**Text shown:**
===

Justia Class Action Opinion Summaries
Articles Posted in Labor & Employment Law
McCaster v. Darden Restaurants, Inc.
Darden operates restaurants throughout Illinois under brand names including Olive Garden and Red Lobster. The plaintiffs worked intermittently as hourly employees at Darden-owned restaurants from 2004-2012. After quitting, they brought a proposed class action alleging that Darden failed to pay them pro rata vacation pay upon separation in violation of the Illinois Wage Payment and Collection Act, 820 ILCS 115/1-15. The district judge declined to certify their proposed class and granted Darden summary judgment on Clark’s individual claim. McMaster settled his claim with Darden, reserving the right to appeal the denial of class certification. The Seventh Circuit affirmed. The proposed class definition, “All persons separated from hourly employment with [Darden] in Illinois between December 11, 2003, and the conclusion of this action[] who were subject to Darden’s Vacation Policy … and who did not receive all earned vacation pay benefits,” described an impermissible “fail safe” class, and their proposed alternative did not satisfy FRCP 23. The statute does not mandate paid time off. It merely prohibits the forfeiture of accrued earned vacation pay upon separation if the employee is otherwise eligible for paid vacation. Darden’s policy on paid vacation covered only full-time employees. Clark was ineligible because she worked part-time. View "McCaster v. Darden Restaurants, Inc." on Justia Law
Hernandez v. Ross Stores
Defendant-appellant Ross Stores, Inc. (Ross) appealed the denial of its motion to compel arbitration. Plaintiff-respondent Martina Hernandez was employed at a Ross warehouse in Moreno Valley, and filed a single-count representative action under the California Private Attorney General Act (PAGA), alleging Ross had violated numerous Labor Code laws, and sought to recover PAGA civil penalties for the violations. Ross insisted that Hernandez had to first arbitrate her individual disputes showing she was an "aggrieved party" under PAGA and then the PAGA action could proceed in court. The trial court found, that the PAGA claim was a representative action brought on behalf of the state and did not include individual claims. As such, it denied the motion to compel arbitration because there were no individual claims or disputes between Ross and Hernandez that could be separately arbitrated. On appeal, Ross raised the issue of whether under the Federal Arbitration Act (FAA), an employer and employee had the preemptive right to agree to individually arbitrate discreet disputes underlying a PAGA claim while leaving the PAGA claim and PAGA remedies to be collectively litigated under "Iskanian v. CLS Transportation Los Angeles LLC," (59 Cal.4th 348 (2014)). The Court of Appeal upheld the trial court's denial of the motion to compel arbitration. View "Hernandez v. Ross Stores" on Justia Law
Halle v. West Penn Allegheny Health System, Inc.

===

**Data listing:**
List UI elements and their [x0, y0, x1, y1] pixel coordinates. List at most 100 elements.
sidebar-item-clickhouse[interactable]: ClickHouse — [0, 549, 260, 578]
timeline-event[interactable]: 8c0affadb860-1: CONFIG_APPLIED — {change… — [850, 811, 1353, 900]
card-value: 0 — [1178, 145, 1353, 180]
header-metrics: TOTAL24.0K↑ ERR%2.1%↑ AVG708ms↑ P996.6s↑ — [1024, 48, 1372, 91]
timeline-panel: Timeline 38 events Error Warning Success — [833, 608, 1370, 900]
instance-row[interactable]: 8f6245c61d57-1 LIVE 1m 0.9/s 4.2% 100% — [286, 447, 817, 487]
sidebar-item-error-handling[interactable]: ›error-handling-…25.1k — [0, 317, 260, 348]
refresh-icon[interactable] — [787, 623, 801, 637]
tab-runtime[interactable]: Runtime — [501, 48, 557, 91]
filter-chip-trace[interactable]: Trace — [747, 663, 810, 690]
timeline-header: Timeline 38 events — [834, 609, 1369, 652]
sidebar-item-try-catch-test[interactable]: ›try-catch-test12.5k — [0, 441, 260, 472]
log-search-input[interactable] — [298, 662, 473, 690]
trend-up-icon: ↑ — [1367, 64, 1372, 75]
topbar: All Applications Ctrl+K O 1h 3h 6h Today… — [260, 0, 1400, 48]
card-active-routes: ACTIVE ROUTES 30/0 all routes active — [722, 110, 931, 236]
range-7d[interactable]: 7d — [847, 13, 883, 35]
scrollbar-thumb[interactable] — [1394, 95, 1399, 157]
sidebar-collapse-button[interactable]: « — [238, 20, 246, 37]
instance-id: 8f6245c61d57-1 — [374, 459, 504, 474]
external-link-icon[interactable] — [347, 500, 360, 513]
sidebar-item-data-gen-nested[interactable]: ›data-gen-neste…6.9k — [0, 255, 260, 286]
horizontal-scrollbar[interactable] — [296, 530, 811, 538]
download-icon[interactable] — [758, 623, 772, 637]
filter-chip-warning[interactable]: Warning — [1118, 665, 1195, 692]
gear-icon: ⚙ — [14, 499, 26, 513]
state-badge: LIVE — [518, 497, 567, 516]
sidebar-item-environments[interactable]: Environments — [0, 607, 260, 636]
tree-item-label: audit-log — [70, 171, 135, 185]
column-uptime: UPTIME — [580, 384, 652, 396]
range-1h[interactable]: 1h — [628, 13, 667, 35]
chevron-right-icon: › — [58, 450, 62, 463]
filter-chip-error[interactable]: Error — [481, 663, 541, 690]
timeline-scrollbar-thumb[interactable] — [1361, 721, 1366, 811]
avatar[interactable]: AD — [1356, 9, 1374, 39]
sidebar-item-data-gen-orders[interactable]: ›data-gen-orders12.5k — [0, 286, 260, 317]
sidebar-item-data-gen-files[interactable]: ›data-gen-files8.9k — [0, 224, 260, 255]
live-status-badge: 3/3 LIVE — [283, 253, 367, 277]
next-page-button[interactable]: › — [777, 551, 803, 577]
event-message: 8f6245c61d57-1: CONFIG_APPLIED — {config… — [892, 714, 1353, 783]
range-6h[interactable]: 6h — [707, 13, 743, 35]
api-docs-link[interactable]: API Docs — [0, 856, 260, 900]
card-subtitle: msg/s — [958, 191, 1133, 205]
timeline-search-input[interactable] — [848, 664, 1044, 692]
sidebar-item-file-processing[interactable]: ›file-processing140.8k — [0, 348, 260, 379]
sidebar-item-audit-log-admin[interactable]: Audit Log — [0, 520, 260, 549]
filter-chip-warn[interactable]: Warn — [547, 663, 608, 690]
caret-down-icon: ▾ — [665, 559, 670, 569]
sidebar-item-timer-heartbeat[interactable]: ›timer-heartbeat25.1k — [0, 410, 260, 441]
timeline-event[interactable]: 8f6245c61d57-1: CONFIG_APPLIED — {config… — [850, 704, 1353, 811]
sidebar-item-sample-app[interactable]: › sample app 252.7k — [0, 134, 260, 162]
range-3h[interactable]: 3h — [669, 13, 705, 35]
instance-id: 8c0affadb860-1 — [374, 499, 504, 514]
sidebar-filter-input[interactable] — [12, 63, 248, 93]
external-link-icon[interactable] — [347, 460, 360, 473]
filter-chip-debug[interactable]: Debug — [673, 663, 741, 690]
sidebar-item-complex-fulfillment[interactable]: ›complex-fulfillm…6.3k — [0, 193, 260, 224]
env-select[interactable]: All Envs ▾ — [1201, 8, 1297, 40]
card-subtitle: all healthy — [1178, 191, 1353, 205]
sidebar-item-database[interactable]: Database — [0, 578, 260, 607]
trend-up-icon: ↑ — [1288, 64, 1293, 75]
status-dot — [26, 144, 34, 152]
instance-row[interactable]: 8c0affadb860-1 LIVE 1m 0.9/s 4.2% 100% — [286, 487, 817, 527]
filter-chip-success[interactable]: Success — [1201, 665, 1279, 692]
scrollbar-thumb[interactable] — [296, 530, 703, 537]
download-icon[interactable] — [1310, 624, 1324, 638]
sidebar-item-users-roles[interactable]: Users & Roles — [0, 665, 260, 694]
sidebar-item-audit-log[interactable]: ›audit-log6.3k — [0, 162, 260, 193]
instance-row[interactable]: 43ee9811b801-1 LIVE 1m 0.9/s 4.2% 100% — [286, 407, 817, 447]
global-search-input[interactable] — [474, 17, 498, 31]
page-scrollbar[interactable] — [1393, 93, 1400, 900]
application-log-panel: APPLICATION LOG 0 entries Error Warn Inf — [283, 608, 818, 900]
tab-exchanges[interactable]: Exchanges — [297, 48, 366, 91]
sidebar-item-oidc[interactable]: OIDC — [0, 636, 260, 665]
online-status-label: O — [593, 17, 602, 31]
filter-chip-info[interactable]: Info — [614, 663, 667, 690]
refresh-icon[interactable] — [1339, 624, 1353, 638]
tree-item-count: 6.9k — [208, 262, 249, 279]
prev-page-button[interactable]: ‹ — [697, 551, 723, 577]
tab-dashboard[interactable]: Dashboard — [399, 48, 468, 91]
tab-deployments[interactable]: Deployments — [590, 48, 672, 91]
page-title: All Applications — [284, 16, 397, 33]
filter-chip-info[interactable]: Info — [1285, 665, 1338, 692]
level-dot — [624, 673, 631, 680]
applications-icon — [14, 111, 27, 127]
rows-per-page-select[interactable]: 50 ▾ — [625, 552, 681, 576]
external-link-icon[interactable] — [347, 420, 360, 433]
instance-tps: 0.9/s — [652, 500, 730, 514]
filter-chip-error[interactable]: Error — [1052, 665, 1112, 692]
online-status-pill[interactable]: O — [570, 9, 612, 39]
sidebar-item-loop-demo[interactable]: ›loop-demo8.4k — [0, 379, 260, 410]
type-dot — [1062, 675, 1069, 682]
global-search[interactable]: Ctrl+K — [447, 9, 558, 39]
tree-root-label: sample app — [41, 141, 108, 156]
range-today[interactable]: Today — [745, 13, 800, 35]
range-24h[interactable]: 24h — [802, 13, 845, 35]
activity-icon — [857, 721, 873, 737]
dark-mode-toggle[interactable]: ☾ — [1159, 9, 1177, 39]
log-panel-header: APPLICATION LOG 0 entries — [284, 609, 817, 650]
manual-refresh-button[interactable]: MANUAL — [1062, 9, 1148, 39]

===

**What you should do:**
In the case summaries above, where did Martina Hernandez work?

**Answer section:**
She worked at a Ross warehouse in Moreno Valley.